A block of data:
'''

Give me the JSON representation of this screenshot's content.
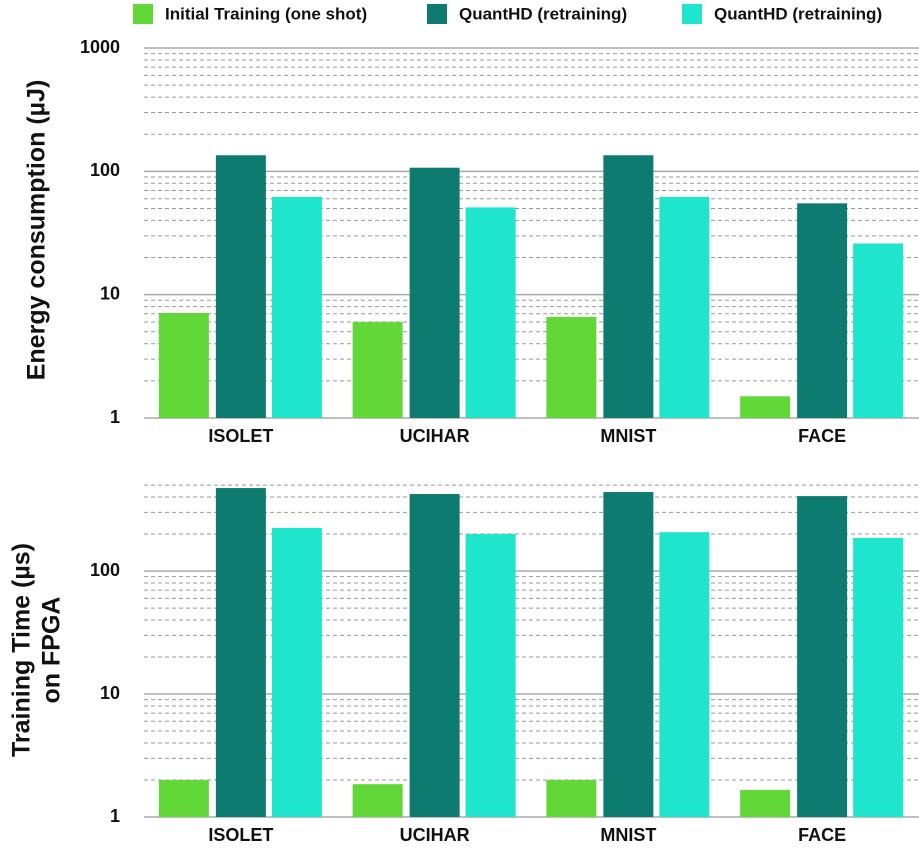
{
  "chart_data": [
    {
      "type": "bar",
      "log_scale": true,
      "grid": true,
      "legend": "top",
      "ylabel": "Energy consumption (µJ)",
      "categories": [
        "ISOLET",
        "UCIHAR",
        "MNIST",
        "FACE"
      ],
      "series": [
        {
          "name": "Initial Training (one shot)",
          "color": "#62d838",
          "values": [
            7.1,
            6.0,
            6.6,
            1.5
          ]
        },
        {
          "name": "QuantHD (retraining)",
          "color": "#0d7b6f",
          "values": [
            135,
            107,
            135,
            55
          ]
        },
        {
          "name": "QuantHD (retraining)",
          "color": "#1ee5cc",
          "values": [
            62,
            51,
            62,
            26
          ]
        }
      ],
      "ylim": [
        1,
        1000
      ],
      "yticks": [
        1,
        10,
        100,
        1000
      ]
    },
    {
      "type": "bar",
      "log_scale": true,
      "grid": true,
      "ylabel": [
        "Training Time (µs)",
        "on FPGA"
      ],
      "categories": [
        "ISOLET",
        "UCIHAR",
        "MNIST",
        "FACE"
      ],
      "series": [
        {
          "color": "#62d838",
          "values": [
            2.0,
            1.85,
            2.0,
            1.66
          ]
        },
        {
          "color": "#0d7b6f",
          "values": [
            473,
            423,
            439,
            407
          ]
        },
        {
          "color": "#1ee5cc",
          "values": [
            224,
            200,
            207,
            186
          ]
        }
      ],
      "ylim": [
        1,
        520
      ],
      "yticks": [
        1,
        10,
        100
      ]
    }
  ]
}
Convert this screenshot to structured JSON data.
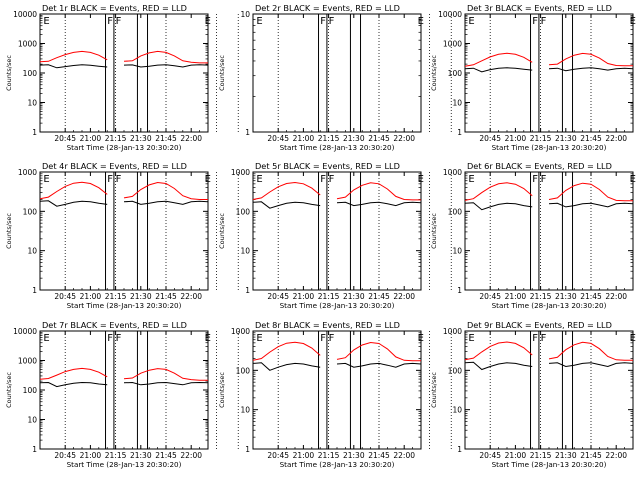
{
  "figure": {
    "y_axis_label": "Counts/sec",
    "x_axis_label": "Start Time (28-Jan-13 20:30:20)",
    "title_suffix": "BLACK = Events, RED = LLD",
    "x_tick_labels": [
      "20:45",
      "21:00",
      "21:15",
      "21:30",
      "21:45",
      "22:00"
    ],
    "y_tick_labels": [
      "1",
      "10",
      "100",
      "1000",
      "10000"
    ],
    "colors": {
      "events": "#000000",
      "lld": "#ff0000",
      "axes": "#000000",
      "background": "#ffffff"
    }
  },
  "chart_data": [
    {
      "type": "line",
      "title": "Det 1r BLACK = Events, RED = LLD",
      "detector": "Det 1r",
      "ylabel": "Counts/sec",
      "xlabel": "Start Time (28-Jan-13 20:30:20)",
      "y_scale": "log",
      "ylim": [
        1,
        10000
      ],
      "xlim": [
        "20:30",
        "22:10"
      ],
      "flare_markers": [
        "F",
        "F"
      ],
      "eclipse_markers": [
        "E",
        "E"
      ],
      "series": [
        {
          "name": "Events",
          "color": "#000000",
          "x": [
            "20:30",
            "20:35",
            "20:40",
            "20:45",
            "20:50",
            "20:55",
            "21:00",
            "21:05",
            "21:10",
            "21:15",
            "21:20",
            "21:25",
            "21:30",
            "21:35",
            "21:40",
            "21:45",
            "21:50",
            "21:55",
            "22:00",
            "22:05",
            "22:10"
          ],
          "values": [
            185,
            190,
            150,
            165,
            180,
            190,
            182,
            170,
            160,
            null,
            185,
            188,
            160,
            170,
            185,
            190,
            175,
            160,
            185,
            190,
            185
          ]
        },
        {
          "name": "LLD",
          "color": "#ff0000",
          "x": [
            "20:30",
            "20:35",
            "20:40",
            "20:45",
            "20:50",
            "20:55",
            "21:00",
            "21:05",
            "21:10",
            "21:15",
            "21:20",
            "21:25",
            "21:30",
            "21:35",
            "21:40",
            "21:45",
            "21:50",
            "21:55",
            "22:00",
            "22:05",
            "22:10"
          ],
          "values": [
            240,
            250,
            330,
            420,
            500,
            540,
            500,
            400,
            280,
            null,
            250,
            260,
            380,
            480,
            540,
            500,
            380,
            260,
            230,
            220,
            220
          ]
        }
      ]
    },
    {
      "type": "line",
      "title": "Det 2r BLACK = Events, RED = LLD",
      "detector": "Det 2r",
      "ylabel": "Counts/sec",
      "xlabel": "Start Time (28-Jan-13 20:30:20)",
      "y_scale": "log",
      "ylim": [
        1,
        10
      ],
      "xlim": [
        "20:30",
        "22:10"
      ],
      "flare_markers": [
        "F",
        "F"
      ],
      "eclipse_markers": [
        "E",
        "E"
      ],
      "series": []
    },
    {
      "type": "line",
      "title": "Det 3r BLACK = Events, RED = LLD",
      "detector": "Det 3r",
      "ylabel": "Counts/sec",
      "xlabel": "Start Time (28-Jan-13 20:30:20)",
      "y_scale": "log",
      "ylim": [
        1,
        10000
      ],
      "xlim": [
        "20:30",
        "22:10"
      ],
      "flare_markers": [
        "F",
        "F"
      ],
      "eclipse_markers": [
        "E",
        "E"
      ],
      "series": [
        {
          "name": "Events",
          "color": "#000000",
          "x": [
            "20:30",
            "20:35",
            "20:40",
            "20:45",
            "20:50",
            "20:55",
            "21:00",
            "21:05",
            "21:10",
            "21:15",
            "21:20",
            "21:25",
            "21:30",
            "21:35",
            "21:40",
            "21:45",
            "21:50",
            "21:55",
            "22:00",
            "22:05",
            "22:10"
          ],
          "values": [
            140,
            145,
            110,
            130,
            145,
            150,
            145,
            135,
            125,
            null,
            140,
            145,
            120,
            135,
            145,
            150,
            140,
            125,
            140,
            145,
            140
          ]
        },
        {
          "name": "LLD",
          "color": "#ff0000",
          "x": [
            "20:30",
            "20:35",
            "20:40",
            "20:45",
            "20:50",
            "20:55",
            "21:00",
            "21:05",
            "21:10",
            "21:15",
            "21:20",
            "21:25",
            "21:30",
            "21:35",
            "21:40",
            "21:45",
            "21:50",
            "21:55",
            "22:00",
            "22:05",
            "22:10"
          ],
          "values": [
            170,
            190,
            260,
            350,
            430,
            470,
            430,
            340,
            230,
            null,
            190,
            200,
            300,
            400,
            460,
            430,
            320,
            210,
            180,
            175,
            175
          ]
        }
      ]
    },
    {
      "type": "line",
      "title": "Det 4r BLACK = Events, RED = LLD",
      "detector": "Det 4r",
      "ylabel": "Counts/sec",
      "xlabel": "Start Time (28-Jan-13 20:30:20)",
      "y_scale": "log",
      "ylim": [
        1,
        1000
      ],
      "xlim": [
        "20:30",
        "22:10"
      ],
      "flare_markers": [
        "F",
        "F"
      ],
      "eclipse_markers": [
        "E",
        "E"
      ],
      "series": [
        {
          "name": "Events",
          "color": "#000000",
          "x": [
            "20:30",
            "20:35",
            "20:40",
            "20:45",
            "20:50",
            "20:55",
            "21:00",
            "21:05",
            "21:10",
            "21:15",
            "21:20",
            "21:25",
            "21:30",
            "21:35",
            "21:40",
            "21:45",
            "21:50",
            "21:55",
            "22:00",
            "22:05",
            "22:10"
          ],
          "values": [
            180,
            185,
            135,
            150,
            170,
            180,
            175,
            160,
            150,
            null,
            175,
            180,
            150,
            160,
            175,
            180,
            165,
            150,
            175,
            180,
            175
          ]
        },
        {
          "name": "LLD",
          "color": "#ff0000",
          "x": [
            "20:30",
            "20:35",
            "20:40",
            "20:45",
            "20:50",
            "20:55",
            "21:00",
            "21:05",
            "21:10",
            "21:15",
            "21:20",
            "21:25",
            "21:30",
            "21:35",
            "21:40",
            "21:45",
            "21:50",
            "21:55",
            "22:00",
            "22:05",
            "22:10"
          ],
          "values": [
            210,
            230,
            320,
            430,
            520,
            550,
            510,
            400,
            270,
            null,
            220,
            240,
            360,
            470,
            540,
            510,
            380,
            250,
            210,
            200,
            200
          ]
        }
      ]
    },
    {
      "type": "line",
      "title": "Det 5r BLACK = Events, RED = LLD",
      "detector": "Det 5r",
      "ylabel": "Counts/sec",
      "xlabel": "Start Time (28-Jan-13 20:30:20)",
      "y_scale": "log",
      "ylim": [
        1,
        1000
      ],
      "xlim": [
        "20:30",
        "22:10"
      ],
      "flare_markers": [
        "F",
        "F"
      ],
      "eclipse_markers": [
        "E",
        "E"
      ],
      "series": [
        {
          "name": "Events",
          "color": "#000000",
          "x": [
            "20:30",
            "20:35",
            "20:40",
            "20:45",
            "20:50",
            "20:55",
            "21:00",
            "21:05",
            "21:10",
            "21:15",
            "21:20",
            "21:25",
            "21:30",
            "21:35",
            "21:40",
            "21:45",
            "21:50",
            "21:55",
            "22:00",
            "22:05",
            "22:10"
          ],
          "values": [
            170,
            175,
            120,
            140,
            160,
            170,
            165,
            150,
            140,
            null,
            165,
            170,
            140,
            150,
            165,
            170,
            155,
            140,
            165,
            170,
            165
          ]
        },
        {
          "name": "LLD",
          "color": "#ff0000",
          "x": [
            "20:30",
            "20:35",
            "20:40",
            "20:45",
            "20:50",
            "20:55",
            "21:00",
            "21:05",
            "21:10",
            "21:15",
            "21:20",
            "21:25",
            "21:30",
            "21:35",
            "21:40",
            "21:45",
            "21:50",
            "21:55",
            "22:00",
            "22:05",
            "22:10"
          ],
          "values": [
            200,
            220,
            310,
            420,
            510,
            540,
            500,
            390,
            260,
            null,
            210,
            230,
            350,
            460,
            530,
            500,
            370,
            240,
            200,
            195,
            195
          ]
        }
      ]
    },
    {
      "type": "line",
      "title": "Det 6r BLACK = Events, RED = LLD",
      "detector": "Det 6r",
      "ylabel": "Counts/sec",
      "xlabel": "Start Time (28-Jan-13 20:30:20)",
      "y_scale": "log",
      "ylim": [
        1,
        1000
      ],
      "xlim": [
        "20:30",
        "22:10"
      ],
      "flare_markers": [
        "F",
        "F"
      ],
      "eclipse_markers": [
        "E",
        "E"
      ],
      "series": [
        {
          "name": "Events",
          "color": "#000000",
          "x": [
            "20:30",
            "20:35",
            "20:40",
            "20:45",
            "20:50",
            "20:55",
            "21:00",
            "21:05",
            "21:10",
            "21:15",
            "21:20",
            "21:25",
            "21:30",
            "21:35",
            "21:40",
            "21:45",
            "21:50",
            "21:55",
            "22:00",
            "22:05",
            "22:10"
          ],
          "values": [
            160,
            165,
            110,
            130,
            150,
            160,
            155,
            140,
            130,
            null,
            155,
            160,
            130,
            140,
            155,
            160,
            145,
            130,
            155,
            160,
            155
          ]
        },
        {
          "name": "LLD",
          "color": "#ff0000",
          "x": [
            "20:30",
            "20:35",
            "20:40",
            "20:45",
            "20:50",
            "20:55",
            "21:00",
            "21:05",
            "21:10",
            "21:15",
            "21:20",
            "21:25",
            "21:30",
            "21:35",
            "21:40",
            "21:45",
            "21:50",
            "21:55",
            "22:00",
            "22:05",
            "22:10"
          ],
          "values": [
            190,
            210,
            300,
            410,
            500,
            530,
            490,
            380,
            250,
            null,
            200,
            220,
            340,
            450,
            520,
            490,
            360,
            230,
            190,
            185,
            185
          ]
        }
      ]
    },
    {
      "type": "line",
      "title": "Det 7r BLACK = Events, RED = LLD",
      "detector": "Det 7r",
      "ylabel": "Counts/sec",
      "xlabel": "Start Time (28-Jan-13 20:30:20)",
      "y_scale": "log",
      "ylim": [
        1,
        10000
      ],
      "xlim": [
        "20:30",
        "22:10"
      ],
      "flare_markers": [
        "F",
        "F"
      ],
      "eclipse_markers": [
        "E",
        "E"
      ],
      "series": [
        {
          "name": "Events",
          "color": "#000000",
          "x": [
            "20:30",
            "20:35",
            "20:40",
            "20:45",
            "20:50",
            "20:55",
            "21:00",
            "21:05",
            "21:10",
            "21:15",
            "21:20",
            "21:25",
            "21:30",
            "21:35",
            "21:40",
            "21:45",
            "21:50",
            "21:55",
            "22:00",
            "22:05",
            "22:10"
          ],
          "values": [
            175,
            180,
            130,
            150,
            170,
            180,
            175,
            160,
            150,
            null,
            175,
            180,
            150,
            160,
            175,
            180,
            165,
            150,
            175,
            180,
            175
          ]
        },
        {
          "name": "LLD",
          "color": "#ff0000",
          "x": [
            "20:30",
            "20:35",
            "20:40",
            "20:45",
            "20:50",
            "20:55",
            "21:00",
            "21:05",
            "21:10",
            "21:15",
            "21:20",
            "21:25",
            "21:30",
            "21:35",
            "21:40",
            "21:45",
            "21:50",
            "21:55",
            "22:00",
            "22:05",
            "22:10"
          ],
          "values": [
            230,
            245,
            320,
            420,
            500,
            540,
            500,
            400,
            280,
            null,
            240,
            255,
            370,
            470,
            530,
            500,
            370,
            250,
            225,
            215,
            215
          ]
        }
      ]
    },
    {
      "type": "line",
      "title": "Det 8r BLACK = Events, RED = LLD",
      "detector": "Det 8r",
      "ylabel": "Counts/sec",
      "xlabel": "Start Time (28-Jan-13 20:30:20)",
      "y_scale": "log",
      "ylim": [
        1,
        1000
      ],
      "xlim": [
        "20:30",
        "22:10"
      ],
      "flare_markers": [
        "F",
        "F"
      ],
      "eclipse_markers": [
        "E",
        "E"
      ],
      "series": [
        {
          "name": "Events",
          "color": "#000000",
          "x": [
            "20:30",
            "20:35",
            "20:40",
            "20:45",
            "20:50",
            "20:55",
            "21:00",
            "21:05",
            "21:10",
            "21:15",
            "21:20",
            "21:25",
            "21:30",
            "21:35",
            "21:40",
            "21:45",
            "21:50",
            "21:55",
            "22:00",
            "22:05",
            "22:10"
          ],
          "values": [
            150,
            155,
            100,
            120,
            140,
            150,
            145,
            130,
            120,
            null,
            145,
            150,
            120,
            130,
            145,
            150,
            135,
            120,
            145,
            150,
            145
          ]
        },
        {
          "name": "LLD",
          "color": "#ff0000",
          "x": [
            "20:30",
            "20:35",
            "20:40",
            "20:45",
            "20:50",
            "20:55",
            "21:00",
            "21:05",
            "21:10",
            "21:15",
            "21:20",
            "21:25",
            "21:30",
            "21:35",
            "21:40",
            "21:45",
            "21:50",
            "21:55",
            "22:00",
            "22:05",
            "22:10"
          ],
          "values": [
            180,
            200,
            290,
            400,
            490,
            520,
            480,
            370,
            240,
            null,
            190,
            210,
            330,
            440,
            510,
            480,
            350,
            220,
            180,
            175,
            175
          ]
        }
      ]
    },
    {
      "type": "line",
      "title": "Det 9r BLACK = Events, RED = LLD",
      "detector": "Det 9r",
      "ylabel": "Counts/sec",
      "xlabel": "Start Time (28-Jan-13 20:30:20)",
      "y_scale": "log",
      "ylim": [
        1,
        1000
      ],
      "xlim": [
        "20:30",
        "22:10"
      ],
      "flare_markers": [
        "F",
        "F"
      ],
      "eclipse_markers": [
        "E",
        "E"
      ],
      "series": [
        {
          "name": "Events",
          "color": "#000000",
          "x": [
            "20:30",
            "20:35",
            "20:40",
            "20:45",
            "20:50",
            "20:55",
            "21:00",
            "21:05",
            "21:10",
            "21:15",
            "21:20",
            "21:25",
            "21:30",
            "21:35",
            "21:40",
            "21:45",
            "21:50",
            "21:55",
            "22:00",
            "22:05",
            "22:10"
          ],
          "values": [
            155,
            160,
            105,
            125,
            145,
            155,
            150,
            135,
            125,
            null,
            150,
            155,
            125,
            135,
            150,
            155,
            140,
            125,
            150,
            155,
            150
          ]
        },
        {
          "name": "LLD",
          "color": "#ff0000",
          "x": [
            "20:30",
            "20:35",
            "20:40",
            "20:45",
            "20:50",
            "20:55",
            "21:00",
            "21:05",
            "21:10",
            "21:15",
            "21:20",
            "21:25",
            "21:30",
            "21:35",
            "21:40",
            "21:45",
            "21:50",
            "21:55",
            "22:00",
            "22:05",
            "22:10"
          ],
          "values": [
            185,
            205,
            295,
            405,
            495,
            525,
            485,
            375,
            245,
            null,
            195,
            215,
            335,
            445,
            515,
            485,
            355,
            225,
            185,
            180,
            180
          ]
        }
      ]
    }
  ]
}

'''

Pull out each line holding the string "detector".

▶ _Output of the task_
      "detector": "Det 1r",
      "detector": "Det 2r",
      "detector": "Det 3r",
      "detector": "Det 4r",
      "detector": "Det 5r",
      "detector": "Det 6r",
      "detector": "Det 7r",
      "detector": "Det 8r",
      "detector": "Det 9r",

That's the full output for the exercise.